Set down, without any change, the lines between the one holding "svg-text:Circuit_5: Circuit_5 <box>333" and the one holding "svg-text:3.59 Ω: 3.59 Ω <box>301", inclusive.
* * *
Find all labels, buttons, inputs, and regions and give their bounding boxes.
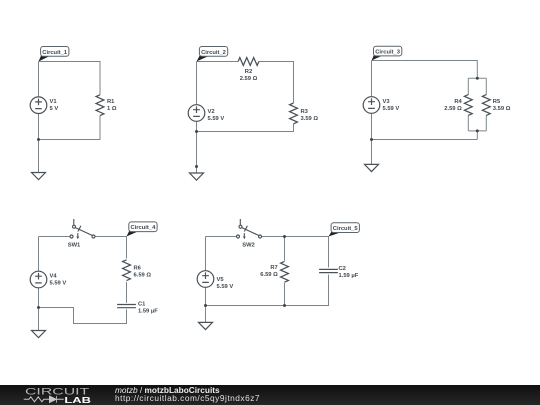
svg-text:Circuit_5: Circuit_5 <box>333 226 359 232</box>
svg-text:3.59 Ω: 3.59 Ω <box>493 106 511 112</box>
svg-text:5 V: 5 V <box>50 106 59 112</box>
svg-text:Circuit_4: Circuit_4 <box>130 225 156 231</box>
svg-text:R4: R4 <box>454 99 462 105</box>
svg-text:3.59 Ω: 3.59 Ω <box>301 116 319 122</box>
svg-text:C1: C1 <box>138 302 146 308</box>
svg-text:Circuit_2: Circuit_2 <box>201 50 226 56</box>
svg-text:SW1: SW1 <box>68 243 81 249</box>
svg-text:V3: V3 <box>383 99 391 105</box>
svg-text:1.59 µF: 1.59 µF <box>138 309 158 315</box>
svg-text:1.59 µF: 1.59 µF <box>339 273 359 279</box>
svg-text:Circuit_3: Circuit_3 <box>375 50 401 56</box>
svg-text:LAB: LAB <box>64 396 91 405</box>
svg-text:V4: V4 <box>50 274 58 280</box>
svg-text:SW2: SW2 <box>242 243 255 249</box>
svg-text:2.59 Ω: 2.59 Ω <box>240 76 258 82</box>
svg-text:5.59 V: 5.59 V <box>217 284 234 290</box>
svg-text:6.59 Ω: 6.59 Ω <box>134 273 152 279</box>
svg-text:5.59 V: 5.59 V <box>383 106 400 112</box>
svg-text:R5: R5 <box>493 99 501 105</box>
svg-text:R7: R7 <box>270 265 277 271</box>
svg-text:R1: R1 <box>107 99 115 105</box>
svg-text:V1: V1 <box>50 99 58 105</box>
svg-text:R6: R6 <box>134 266 142 272</box>
svg-text:6.59 Ω: 6.59 Ω <box>260 272 278 278</box>
svg-text:R3: R3 <box>301 109 309 115</box>
svg-text:2.59 Ω: 2.59 Ω <box>444 106 462 112</box>
svg-text:1 Ω: 1 Ω <box>107 106 117 112</box>
svg-text:Circuit_1: Circuit_1 <box>42 50 68 56</box>
svg-text:5.59 V: 5.59 V <box>50 281 67 287</box>
svg-text:V2: V2 <box>208 109 215 115</box>
svg-text:V5: V5 <box>217 277 225 283</box>
svg-text:C2: C2 <box>339 266 346 272</box>
svg-text:5.59 V: 5.59 V <box>208 116 225 122</box>
svg-text:R2: R2 <box>245 69 252 75</box>
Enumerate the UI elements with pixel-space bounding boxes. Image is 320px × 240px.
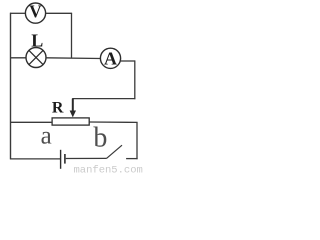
svg-text:R: R [52,100,64,117]
switch S (open blade) [107,145,138,158]
ammeter A [100,48,120,68]
svg-text:a: a [41,122,52,149]
svg-text:b: b [93,123,107,154]
wire: ammeter right horizontal [121,60,135,62]
wire: lamp row right segment to ammeter [46,57,101,60]
rheostat R body (resistor box) [52,118,89,125]
wire: battery to switch horizontal [66,157,107,159]
wire: lamp row left segment [10,57,26,59]
lamp L (circle with X) [26,48,46,68]
svg-text:manfen5.com: manfen5.com [74,165,143,175]
svg-text:A: A [104,48,117,68]
wire: rheostat row left segment [10,121,52,123]
rheostat slider arrow [70,99,76,118]
wire: vertical drop from voltmeter branch to lamp row [71,13,73,58]
wire: left vertical bus [10,13,12,160]
wire: bottom horizontal to battery [10,158,60,160]
wire: top-left horizontal to voltmeter [10,12,26,14]
wire: right vertical from rheostat row down to switch [136,122,138,159]
wire: right vertical from ammeter down to slider wire [134,60,136,99]
wire: rheostat row right segment [89,121,137,123]
wire: slider horizontal wire [72,98,135,100]
battery cell [61,150,65,169]
svg-text:V: V [29,1,42,21]
voltmeter V [25,1,45,23]
wire: voltmeter right horizontal [46,12,73,14]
* * *
# FINAL RESULT
svg-text:Circuit_5: Circuit_5 <box>333 226 359 232</box>
svg-text:3.59 Ω: 3.59 Ω <box>493 106 511 112</box>
svg-text:5 V: 5 V <box>50 106 59 112</box>
svg-text:Circuit_4: Circuit_4 <box>130 225 156 231</box>
svg-text:R4: R4 <box>454 99 462 105</box>
svg-text:3.59 Ω: 3.59 Ω <box>301 116 319 122</box>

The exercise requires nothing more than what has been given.